Data extracted from a collection:
◇ ◇ ◇

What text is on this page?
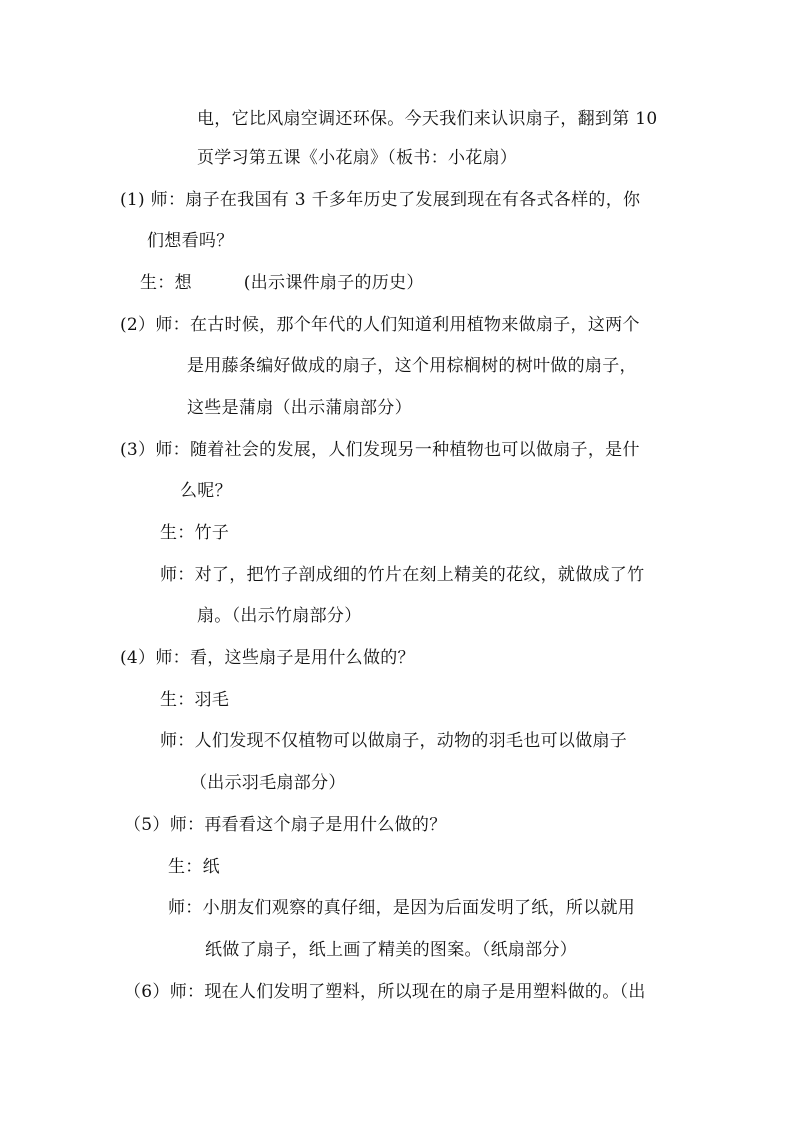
电，它比风扇空调还环保。今天我们来认识扇子，翻到第 10
页学习第五课《小花扇》（板书：小花扇）
(1) 师：扇子在我国有 3 千多年历史了发展到现在有各式各样的，你
们想看吗？
生：想　　　(出示课件扇子的历史）
(2）师：在古时候，那个年代的人们知道利用植物来做扇子，这两个
是用藤条编好做成的扇子，这个用棕榈树的树叶做的扇子，
这些是蒲扇（出示蒲扇部分）
(3）师：随着社会的发展，人们发现另一种植物也可以做扇子，是什
么呢？
生：竹子
师：对了，把竹子剖成细的竹片在刻上精美的花纹，就做成了竹
扇。（出示竹扇部分）
(4）师：看，这些扇子是用什么做的？
生：羽毛
师：人们发现不仅植物可以做扇子，动物的羽毛也可以做扇子
（出示羽毛扇部分）
（5）师：再看看这个扇子是用什么做的？
生：纸
师：小朋友们观察的真仔细，是因为后面发明了纸，所以就用
纸做了扇子，纸上画了精美的图案。（纸扇部分）
（6）师：现在人们发明了塑料，所以现在的扇子是用塑料做的。（出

◇ ◇ ◇

Skipping the pictures, transcribe each line above exactly as it appears.

» Result for this exercise
What text is on this page?
电，它比风扇空调还环保。今天我们来认识扇子，翻到第 10
页学习第五课《小花扇》（板书：小花扇）
(1) 师：扇子在我国有 3 千多年历史了发展到现在有各式各样的，你
们想看吗？
生：想　　　(出示课件扇子的历史）
(2）师：在古时候，那个年代的人们知道利用植物来做扇子，这两个
是用藤条编好做成的扇子，这个用棕榈树的树叶做的扇子，
这些是蒲扇（出示蒲扇部分）
(3）师：随着社会的发展，人们发现另一种植物也可以做扇子，是什
么呢？
生：竹子
师：对了，把竹子剖成细的竹片在刻上精美的花纹，就做成了竹
扇。（出示竹扇部分）
(4）师：看，这些扇子是用什么做的？
生：羽毛
师：人们发现不仅植物可以做扇子，动物的羽毛也可以做扇子
（出示羽毛扇部分）
（5）师：再看看这个扇子是用什么做的？
生：纸
师：小朋友们观察的真仔细，是因为后面发明了纸，所以就用
纸做了扇子，纸上画了精美的图案。（纸扇部分）
（6）师：现在人们发明了塑料，所以现在的扇子是用塑料做的。（出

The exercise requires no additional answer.